- REQUEST A
Print the passage of the file area networking article starting with "1 Background" and going on through "system supported interface.", keeping its wording unchanged.

### EXTRACTED TEXT ###

File area network

File Area Networking refers to various methods of file sharing over a network such as storage devices connected to a file server or network-attached storage (NAS).

1 Background
2 The Storage Admission Tier (SAT)
- 2.1 Virtualize, Optimize and Manage at the SAT
3 File Area Networking (FAN)
4 Elements of a FAN
5 See also

Background

Data storage technology over the years has evolved from a direct attached storage model (DAS) to two other means of connecting applications to their storage – namely Network Attached Storage (NAS) and a Storage Area Network (SAN). Since all three techniques generally differ after the file system API level, it is possible to move between these different storage models with minimal or no impact to the applications themselves and without requiring a re-write of the application unless an application has been communicating directly with the storage hardware and not going through a standard operating system supported interface.

DAS

Main article: Direct-attached storage

Having storage directly attached to the workstations and application servers makes management of this data intractable and an administration, compliance and maintenance nightmare. If more storage needs to be added, changes are to be made directly to the hardware where the applications are running, causing downtime. It also introduces data responsibility to the application administrators, which is not an optimal responsibility model. Furthermore, pockets (islands) of these direct attached storage cannot be used in a globally optimal manner, where storage space can be consolidated over lesser storage media. Finally, DAS introduces too much management overhead when tasks such as backups and compliance are involved.

Backup and compliance software and hardware need reach all the way into the application and workstation infrastructure to be able to perform their tasks, which typically crosses IT boundaries in enterprises as well as introduces complexity due to the lack of consolidation for these tasks.

SAN

Main article: Storage area network

In a SAN, the separation of the application servers and workstations from their storage medium is done at the lowest level possible in the communication stack, namely at the block IO level. Here, the raw storage commands to store and retrieve atoms of the storage (such as disk blocks) are extended from local bus access to a Fibre Channel or IP network based access (such as with iSCSI). Furthermore, SAN technologies offer a degree of virtualization such that the actual physical location and parameters of the disk are abstracted (virtualized) from the actual file system logic which runs on the application servers and workstations. However, the actual file system logic still does reside on the application servers and workstations and the file system is thus managed by them.

SAN allows storage administrators to consolidate storage and manage the data centrally, administering such tasks such as compliance, security, backup and capacity extension in one centralized location. However, the consolidation typically can extend as granular as a volume. Each volume is then managed by the storage client directly. While volumes can be virtualized, different volumes remain independent and somewhat restrict the flexibility for adds, moves and changes by the storage administrator without involving application server and workstation IT architects. The most common reason for using a SAN is where the application required direct control over the file system for reasons such as manageability and performance.

###

- REQUEST B
Render the lines of the listing below as a JSON list of strings, one string per line, starting with the line with "table-row: 70 124% — [198, 456, 491, 496]" and going on through the line with "benefit-cell: 93% — [364, 298, 421, 330]". Leave out blank lines and give no other lines.

### STORED RECORDS ###

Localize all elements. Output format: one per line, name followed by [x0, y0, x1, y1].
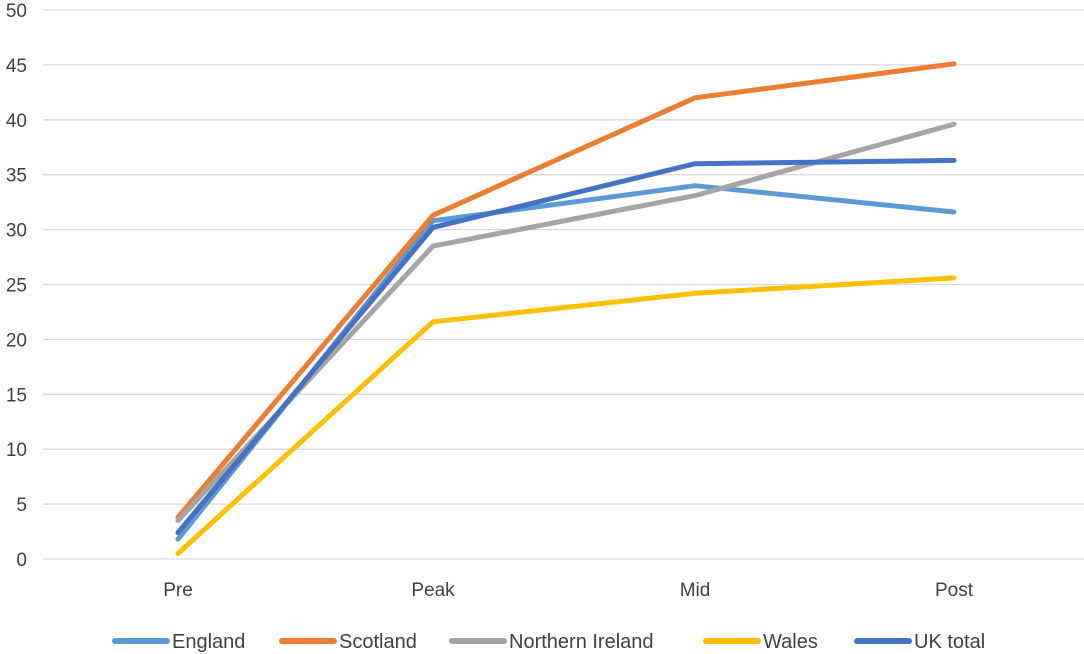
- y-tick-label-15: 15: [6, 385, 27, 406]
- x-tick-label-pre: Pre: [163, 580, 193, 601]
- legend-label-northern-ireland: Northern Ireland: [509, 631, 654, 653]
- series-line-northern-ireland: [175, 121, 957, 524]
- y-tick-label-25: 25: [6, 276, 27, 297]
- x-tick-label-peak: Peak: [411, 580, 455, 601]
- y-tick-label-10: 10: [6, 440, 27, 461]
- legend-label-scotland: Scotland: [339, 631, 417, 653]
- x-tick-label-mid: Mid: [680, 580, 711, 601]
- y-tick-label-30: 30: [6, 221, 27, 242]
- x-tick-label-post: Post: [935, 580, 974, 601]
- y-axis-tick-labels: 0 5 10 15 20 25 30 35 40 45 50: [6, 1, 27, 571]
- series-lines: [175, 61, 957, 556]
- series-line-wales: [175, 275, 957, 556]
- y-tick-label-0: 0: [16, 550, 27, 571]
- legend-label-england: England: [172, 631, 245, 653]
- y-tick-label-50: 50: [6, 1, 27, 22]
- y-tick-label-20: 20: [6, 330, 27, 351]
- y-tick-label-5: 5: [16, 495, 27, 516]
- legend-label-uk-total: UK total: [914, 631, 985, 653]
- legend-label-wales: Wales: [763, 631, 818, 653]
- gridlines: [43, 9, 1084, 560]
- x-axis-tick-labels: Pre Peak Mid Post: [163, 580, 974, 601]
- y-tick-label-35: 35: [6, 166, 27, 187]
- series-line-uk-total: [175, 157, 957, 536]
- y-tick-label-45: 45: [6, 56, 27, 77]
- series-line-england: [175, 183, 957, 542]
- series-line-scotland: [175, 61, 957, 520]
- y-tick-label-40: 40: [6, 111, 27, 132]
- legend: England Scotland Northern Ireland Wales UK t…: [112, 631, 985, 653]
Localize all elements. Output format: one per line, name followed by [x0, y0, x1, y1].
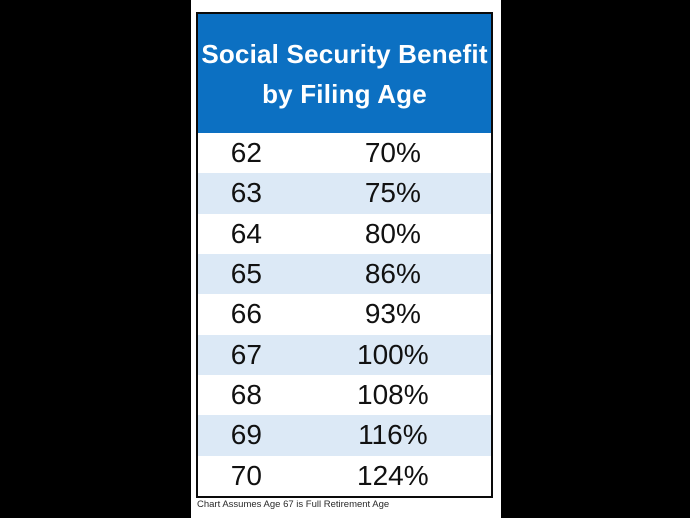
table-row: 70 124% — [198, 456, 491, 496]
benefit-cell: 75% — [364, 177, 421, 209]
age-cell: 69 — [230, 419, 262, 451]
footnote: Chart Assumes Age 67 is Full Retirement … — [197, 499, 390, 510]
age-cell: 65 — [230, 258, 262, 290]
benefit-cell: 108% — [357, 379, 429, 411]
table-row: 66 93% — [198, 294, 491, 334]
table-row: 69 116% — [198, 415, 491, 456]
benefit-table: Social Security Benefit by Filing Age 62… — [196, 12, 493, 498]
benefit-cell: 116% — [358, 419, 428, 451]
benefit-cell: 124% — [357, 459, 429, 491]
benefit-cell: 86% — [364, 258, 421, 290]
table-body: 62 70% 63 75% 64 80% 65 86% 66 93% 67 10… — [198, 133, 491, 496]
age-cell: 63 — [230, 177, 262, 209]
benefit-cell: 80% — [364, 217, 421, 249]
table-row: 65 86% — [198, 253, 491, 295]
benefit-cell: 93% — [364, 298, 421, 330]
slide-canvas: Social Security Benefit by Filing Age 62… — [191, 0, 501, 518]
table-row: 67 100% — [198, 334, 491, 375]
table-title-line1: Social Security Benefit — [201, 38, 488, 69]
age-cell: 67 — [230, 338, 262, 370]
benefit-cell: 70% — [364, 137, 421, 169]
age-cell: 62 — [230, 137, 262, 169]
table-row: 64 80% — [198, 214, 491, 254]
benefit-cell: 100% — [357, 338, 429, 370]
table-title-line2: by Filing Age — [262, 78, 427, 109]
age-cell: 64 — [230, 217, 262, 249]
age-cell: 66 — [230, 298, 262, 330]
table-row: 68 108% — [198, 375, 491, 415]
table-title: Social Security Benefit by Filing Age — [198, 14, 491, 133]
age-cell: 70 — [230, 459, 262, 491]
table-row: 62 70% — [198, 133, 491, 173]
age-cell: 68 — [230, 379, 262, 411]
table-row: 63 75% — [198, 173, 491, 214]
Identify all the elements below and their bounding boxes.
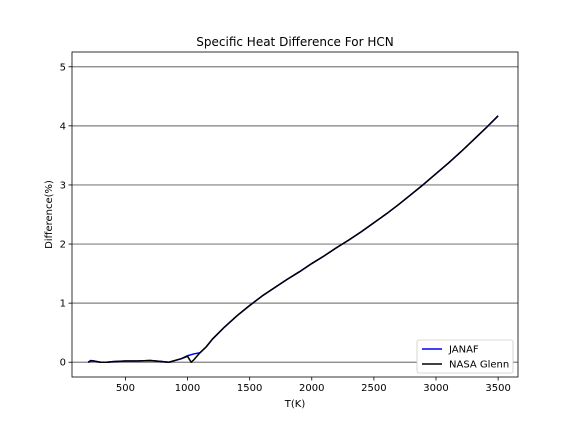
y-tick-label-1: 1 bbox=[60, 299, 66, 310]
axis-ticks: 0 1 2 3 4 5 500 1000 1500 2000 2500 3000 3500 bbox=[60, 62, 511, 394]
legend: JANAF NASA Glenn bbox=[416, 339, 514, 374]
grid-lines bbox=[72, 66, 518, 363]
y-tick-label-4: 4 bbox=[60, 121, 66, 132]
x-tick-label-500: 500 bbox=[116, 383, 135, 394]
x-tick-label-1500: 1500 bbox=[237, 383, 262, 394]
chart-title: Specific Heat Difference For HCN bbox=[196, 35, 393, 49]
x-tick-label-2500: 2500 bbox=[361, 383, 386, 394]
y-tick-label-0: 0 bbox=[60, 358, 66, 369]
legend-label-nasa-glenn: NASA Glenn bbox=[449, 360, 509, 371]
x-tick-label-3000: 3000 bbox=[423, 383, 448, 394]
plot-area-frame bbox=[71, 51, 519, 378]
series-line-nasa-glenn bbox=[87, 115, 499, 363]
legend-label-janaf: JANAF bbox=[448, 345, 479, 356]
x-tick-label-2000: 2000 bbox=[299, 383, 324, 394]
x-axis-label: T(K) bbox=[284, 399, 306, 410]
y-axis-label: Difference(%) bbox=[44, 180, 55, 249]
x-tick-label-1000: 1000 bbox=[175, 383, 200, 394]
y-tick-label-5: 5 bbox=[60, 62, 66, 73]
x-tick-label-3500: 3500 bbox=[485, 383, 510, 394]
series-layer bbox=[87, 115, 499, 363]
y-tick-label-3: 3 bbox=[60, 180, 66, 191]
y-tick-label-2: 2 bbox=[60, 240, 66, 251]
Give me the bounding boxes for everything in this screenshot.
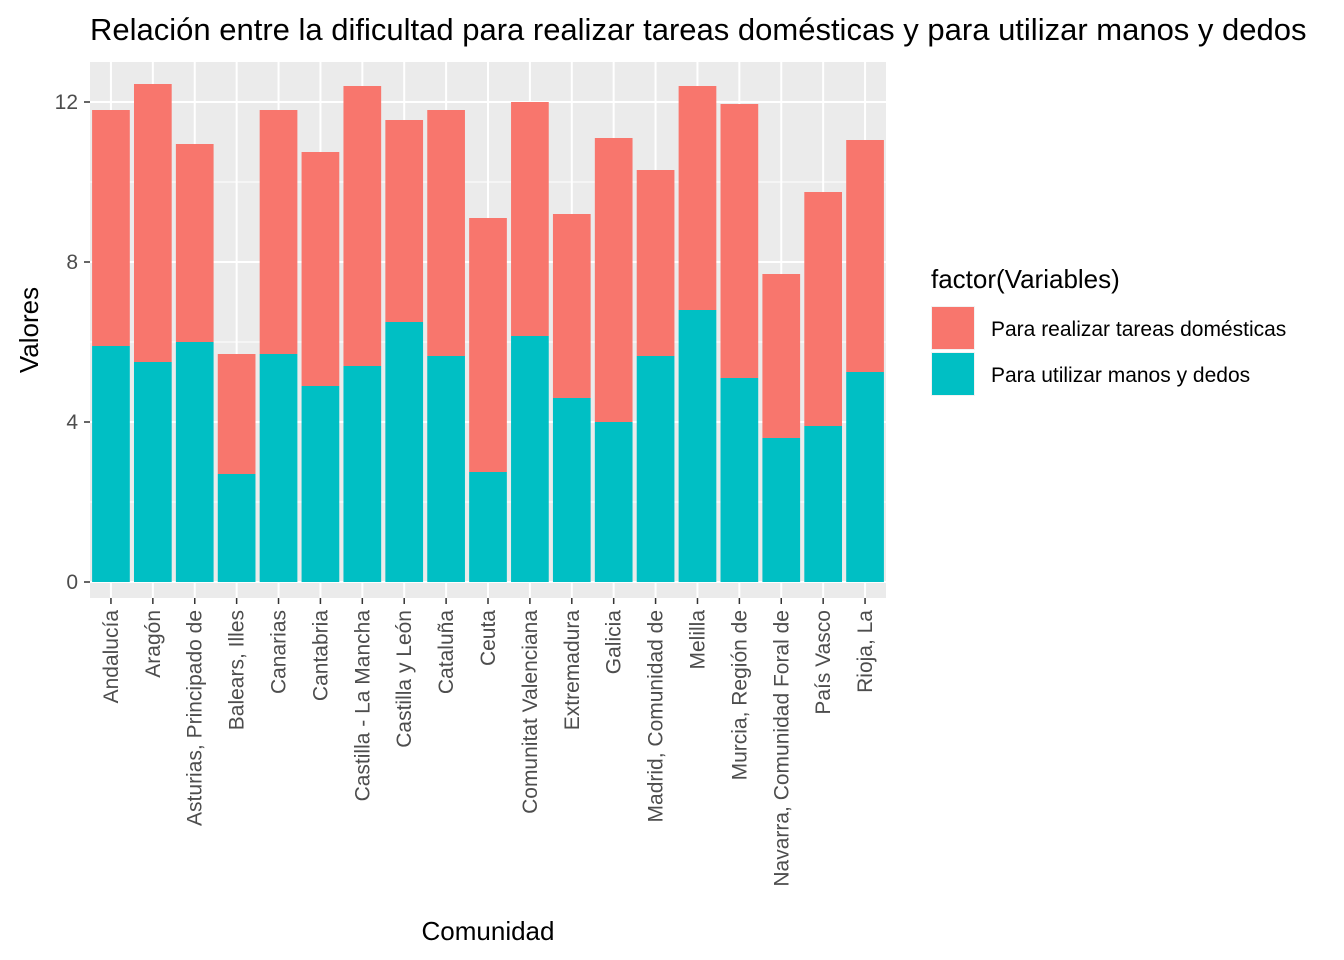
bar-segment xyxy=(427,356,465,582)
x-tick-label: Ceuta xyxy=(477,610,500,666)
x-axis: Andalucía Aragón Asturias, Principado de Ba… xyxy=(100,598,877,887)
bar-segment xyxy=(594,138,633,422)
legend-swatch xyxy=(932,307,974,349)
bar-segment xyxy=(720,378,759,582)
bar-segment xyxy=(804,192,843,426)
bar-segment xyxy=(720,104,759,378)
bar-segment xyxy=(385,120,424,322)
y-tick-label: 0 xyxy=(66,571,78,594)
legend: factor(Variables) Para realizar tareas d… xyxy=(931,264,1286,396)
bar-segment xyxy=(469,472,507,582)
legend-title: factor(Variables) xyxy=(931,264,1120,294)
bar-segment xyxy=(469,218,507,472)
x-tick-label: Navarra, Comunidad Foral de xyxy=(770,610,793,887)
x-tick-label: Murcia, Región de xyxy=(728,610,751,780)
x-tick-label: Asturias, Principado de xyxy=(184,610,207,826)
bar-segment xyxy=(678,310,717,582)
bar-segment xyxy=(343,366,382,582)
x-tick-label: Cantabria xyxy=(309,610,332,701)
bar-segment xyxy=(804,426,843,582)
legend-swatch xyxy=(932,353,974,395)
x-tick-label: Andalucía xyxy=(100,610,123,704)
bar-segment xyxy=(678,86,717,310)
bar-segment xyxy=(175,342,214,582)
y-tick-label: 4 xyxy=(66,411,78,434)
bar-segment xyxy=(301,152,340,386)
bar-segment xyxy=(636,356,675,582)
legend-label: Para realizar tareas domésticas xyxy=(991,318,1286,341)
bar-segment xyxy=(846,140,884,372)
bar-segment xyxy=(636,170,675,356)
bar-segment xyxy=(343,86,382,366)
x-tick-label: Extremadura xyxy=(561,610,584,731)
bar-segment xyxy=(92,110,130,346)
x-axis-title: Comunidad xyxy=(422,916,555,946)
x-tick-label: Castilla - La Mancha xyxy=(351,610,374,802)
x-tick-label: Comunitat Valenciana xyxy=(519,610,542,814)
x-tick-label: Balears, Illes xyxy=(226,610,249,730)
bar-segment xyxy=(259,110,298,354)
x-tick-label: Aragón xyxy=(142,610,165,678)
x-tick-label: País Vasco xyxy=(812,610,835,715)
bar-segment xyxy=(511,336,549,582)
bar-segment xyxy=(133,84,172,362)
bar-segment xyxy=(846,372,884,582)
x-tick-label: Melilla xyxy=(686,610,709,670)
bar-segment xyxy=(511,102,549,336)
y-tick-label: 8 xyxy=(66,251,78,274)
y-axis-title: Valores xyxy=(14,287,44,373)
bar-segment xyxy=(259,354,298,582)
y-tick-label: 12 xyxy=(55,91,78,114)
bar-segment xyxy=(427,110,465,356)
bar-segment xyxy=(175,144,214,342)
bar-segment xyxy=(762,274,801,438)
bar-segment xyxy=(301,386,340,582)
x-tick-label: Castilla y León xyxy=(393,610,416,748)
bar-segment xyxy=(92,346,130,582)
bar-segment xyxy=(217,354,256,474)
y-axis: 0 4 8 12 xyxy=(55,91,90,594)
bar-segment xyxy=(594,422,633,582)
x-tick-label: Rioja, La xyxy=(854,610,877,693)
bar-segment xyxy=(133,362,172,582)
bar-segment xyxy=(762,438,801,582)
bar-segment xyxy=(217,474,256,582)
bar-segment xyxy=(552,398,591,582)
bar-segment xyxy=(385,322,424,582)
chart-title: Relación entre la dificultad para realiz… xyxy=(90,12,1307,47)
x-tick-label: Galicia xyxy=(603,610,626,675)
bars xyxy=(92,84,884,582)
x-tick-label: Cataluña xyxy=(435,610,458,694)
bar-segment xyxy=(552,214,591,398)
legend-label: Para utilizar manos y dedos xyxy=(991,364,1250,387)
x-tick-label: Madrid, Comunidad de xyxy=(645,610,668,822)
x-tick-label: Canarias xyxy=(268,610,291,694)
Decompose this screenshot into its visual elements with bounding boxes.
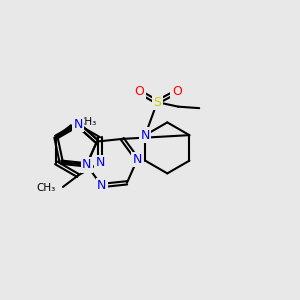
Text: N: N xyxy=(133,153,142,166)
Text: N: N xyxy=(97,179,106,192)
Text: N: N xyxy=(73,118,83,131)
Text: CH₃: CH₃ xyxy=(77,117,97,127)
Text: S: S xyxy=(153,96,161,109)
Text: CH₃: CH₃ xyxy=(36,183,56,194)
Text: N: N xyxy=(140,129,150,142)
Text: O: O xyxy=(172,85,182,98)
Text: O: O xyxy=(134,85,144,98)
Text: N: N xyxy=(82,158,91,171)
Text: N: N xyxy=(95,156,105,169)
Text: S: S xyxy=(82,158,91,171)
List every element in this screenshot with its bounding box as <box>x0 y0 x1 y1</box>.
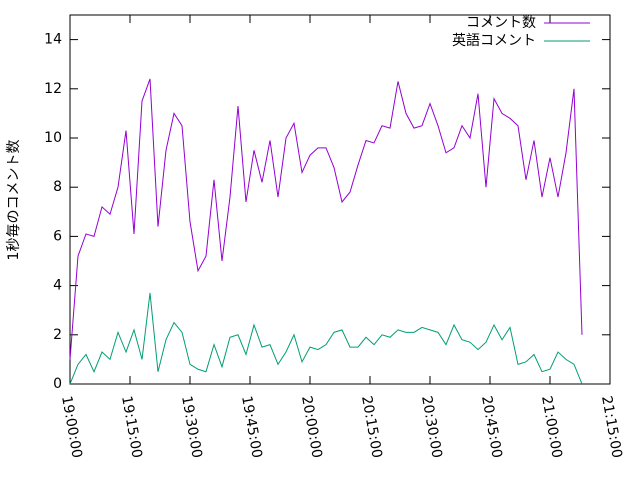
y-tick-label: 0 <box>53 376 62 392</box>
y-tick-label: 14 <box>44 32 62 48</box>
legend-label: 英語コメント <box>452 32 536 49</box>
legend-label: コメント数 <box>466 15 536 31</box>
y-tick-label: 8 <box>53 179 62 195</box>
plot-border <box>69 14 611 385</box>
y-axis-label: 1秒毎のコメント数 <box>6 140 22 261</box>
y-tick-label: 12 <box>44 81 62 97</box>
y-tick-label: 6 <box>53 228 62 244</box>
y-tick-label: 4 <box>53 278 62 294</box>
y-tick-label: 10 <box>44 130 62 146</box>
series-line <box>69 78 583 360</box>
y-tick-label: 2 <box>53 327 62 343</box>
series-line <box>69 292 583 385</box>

###

- EXPECTED ANSWER A
1 Background
2 The Storage Admission Tier (SAT)
- 2.1 Virtualize, Optimize and Manage at the SAT
3 File Area Networking (FAN)
4 Elements of a FAN
5 See also

Background

Data storage technology over the years has evolved from a direct attached storage model (DAS) to two other means of connecting applications to their storage – namely Network Attached Storage (NAS) and a Storage Area Network (SAN). Since all three techniques generally differ after the file system API level, it is possible to move between these different storage models with minimal or no impact to the applications themselves and without requiring a re-write of the application unless an application has been communicating directly with the storage hardware and not going through a standard operating system supported interface.

- EXPECTED ANSWER B
[
  "table-row: 70 124% — [198, 456, 491, 496]",
  "benefit-cell: 75% — [364, 177, 421, 209]",
  "age-cell: 69 — [230, 419, 262, 451]",
  "footnote: Chart Assumes Age 67 is Full Retirement … — [197, 499, 390, 510]",
  "age-cell: 65 — [230, 258, 262, 290]",
  "benefit-cell: 108% — [357, 379, 429, 411]",
  "table-row: 66 93% — [198, 294, 491, 334]",
  "table-row: 69 116% — [198, 415, 491, 456]",
  "benefit-table: Social Security Benefit by Filing Age 62… — [196, 12, 493, 498]",
  "benefit-cell: 116% — [358, 419, 428, 451]",
  "benefit-cell: 124% — [357, 459, 429, 491]",
  "benefit-cell: 86% — [364, 258, 421, 290]",
  "table-body: 62 70% 63 75% 64 80% 65 86% 66 93% 67 10… — [198, 133, 491, 496]",
  "age-cell: 63 — [230, 177, 262, 209]",
  "benefit-cell: 80% — [364, 217, 421, 249]",
  "table-row: 65 86% — [198, 253, 491, 295]",
  "benefit-cell: 93% — [364, 298, 421, 330]"
]